■ WHAT THE TASK ASKS
Leave out the pictures, then reproduce the rest of the material exactly.
#####
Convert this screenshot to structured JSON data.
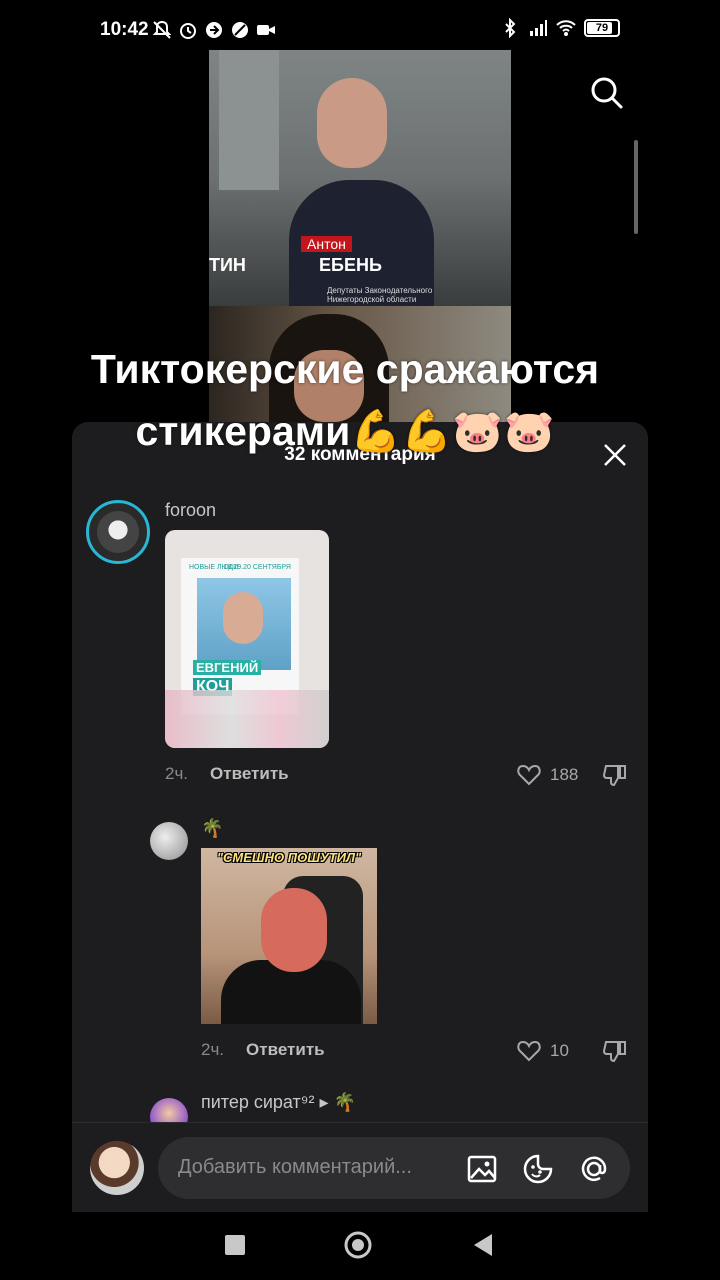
{
  "status": {
    "time": "10:42",
    "battery": "79"
  },
  "video": {
    "poster_first_name": "Антон",
    "poster_last_name": "ЕБЕНЬ",
    "poster_left_name": "ТИН",
    "poster_sub": "Депутаты Законодательного Нижегородской области",
    "caption": "Тиктокерские сражаются стикерами💪💪🐷🐷"
  },
  "comments_sheet": {
    "title": "32 комментария",
    "comments": [
      {
        "username": "foroon",
        "sticker": {
          "party": "НОВЫЕ ЛЮДИ",
          "date": "18.19.20 СЕНТЯБРЯ",
          "name_first": "ЕВГЕНИЙ",
          "name_last": "КОЧ"
        },
        "time": "2ч.",
        "reply_label": "Ответить",
        "likes": "188"
      },
      {
        "username": "🌴",
        "sticker": {
          "caption": "\"СМЕШНО ПОШУТИЛ\""
        },
        "time": "2ч.",
        "reply_label": "Ответить",
        "likes": "10"
      },
      {
        "username": "питер сират⁹² ▸ 🌴"
      }
    ]
  },
  "input": {
    "placeholder": "Добавить комментарий..."
  }
}
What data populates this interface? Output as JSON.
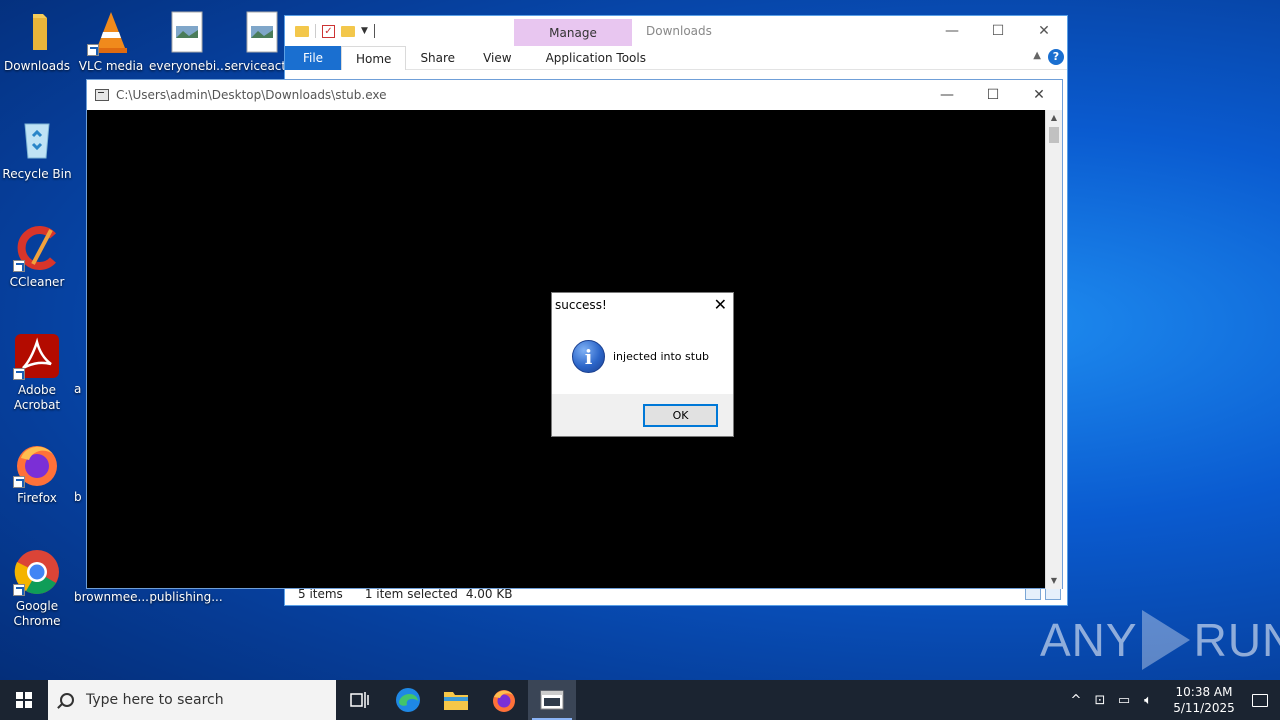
{
  "desktop": {
    "icons": [
      {
        "label": "Downloads"
      },
      {
        "label": "VLC media"
      },
      {
        "label": "everyonebi..."
      },
      {
        "label": "serviceact..."
      },
      {
        "label": "Recycle Bin"
      },
      {
        "label": "CCleaner"
      },
      {
        "label": "Adobe\nAcrobat"
      },
      {
        "label": "Firefox"
      },
      {
        "label": "Google\nChrome"
      },
      {
        "label": "brownmee..."
      },
      {
        "label": "publishing..."
      },
      {
        "label": "a"
      },
      {
        "label": "b"
      }
    ]
  },
  "explorer": {
    "title": "Downloads",
    "context_tab": "Manage",
    "tabs": {
      "file": "File",
      "home": "Home",
      "share": "Share",
      "view": "View",
      "app_tools": "Application Tools"
    },
    "status": {
      "items": "5 items",
      "selected": "1 item selected",
      "size": "4.00 KB"
    },
    "help": "?"
  },
  "console": {
    "title": "C:\\Users\\admin\\Desktop\\Downloads\\stub.exe"
  },
  "msgbox": {
    "title": "success!",
    "message": "injected into stub",
    "ok": "OK",
    "icon": "info-icon"
  },
  "watermark": {
    "left": "ANY",
    "right": "RUN"
  },
  "taskbar": {
    "search_placeholder": "Type here to search",
    "time": "10:38 AM",
    "date": "5/11/2025"
  },
  "window_controls": {
    "minimize": "—",
    "maximize": "☐",
    "close": "✕"
  }
}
#####
■ CORRECT RESPONSE
Convert this screenshot to structured JSON data.
{
  "status": {
    "time": "10:42",
    "battery": "79"
  },
  "video": {
    "poster_first_name": "Антон",
    "poster_last_name": "ЕБЕНЬ",
    "poster_left_name": "ТИН",
    "poster_sub": "Депутаты Законодательного Нижегородской области",
    "caption": "Тиктокерские сражаются стикерами💪💪🐷🐷"
  },
  "comments_sheet": {
    "title": "32 комментария",
    "comments": [
      {
        "username": "foroon",
        "sticker": {
          "party": "НОВЫЕ ЛЮДИ",
          "date": "18.19.20 СЕНТЯБРЯ",
          "name_first": "ЕВГЕНИЙ",
          "name_last": "КОЧ"
        },
        "time": "2ч.",
        "reply_label": "Ответить",
        "likes": "188"
      },
      {
        "username": "🌴",
        "sticker": {
          "caption": "\"СМЕШНО ПОШУТИЛ\""
        },
        "time": "2ч.",
        "reply_label": "Ответить",
        "likes": "10"
      },
      {
        "username": "питер сират⁹² ▸ 🌴"
      }
    ]
  },
  "input": {
    "placeholder": "Добавить комментарий..."
  }
}
What data populates this interface? Output as JSON.
{
  "desktop": {
    "icons": [
      {
        "label": "Downloads"
      },
      {
        "label": "VLC media"
      },
      {
        "label": "everyonebi..."
      },
      {
        "label": "serviceact..."
      },
      {
        "label": "Recycle Bin"
      },
      {
        "label": "CCleaner"
      },
      {
        "label": "Adobe\nAcrobat"
      },
      {
        "label": "Firefox"
      },
      {
        "label": "Google\nChrome"
      },
      {
        "label": "brownmee..."
      },
      {
        "label": "publishing..."
      },
      {
        "label": "a"
      },
      {
        "label": "b"
      }
    ]
  },
  "explorer": {
    "title": "Downloads",
    "context_tab": "Manage",
    "tabs": {
      "file": "File",
      "home": "Home",
      "share": "Share",
      "view": "View",
      "app_tools": "Application Tools"
    },
    "status": {
      "items": "5 items",
      "selected": "1 item selected",
      "size": "4.00 KB"
    },
    "help": "?"
  },
  "console": {
    "title": "C:\\Users\\admin\\Desktop\\Downloads\\stub.exe"
  },
  "msgbox": {
    "title": "success!",
    "message": "injected into stub",
    "ok": "OK",
    "icon": "info-icon"
  },
  "watermark": {
    "left": "ANY",
    "right": "RUN"
  },
  "taskbar": {
    "search_placeholder": "Type here to search",
    "time": "10:38 AM",
    "date": "5/11/2025"
  },
  "window_controls": {
    "minimize": "—",
    "maximize": "☐",
    "close": "✕"
  }
}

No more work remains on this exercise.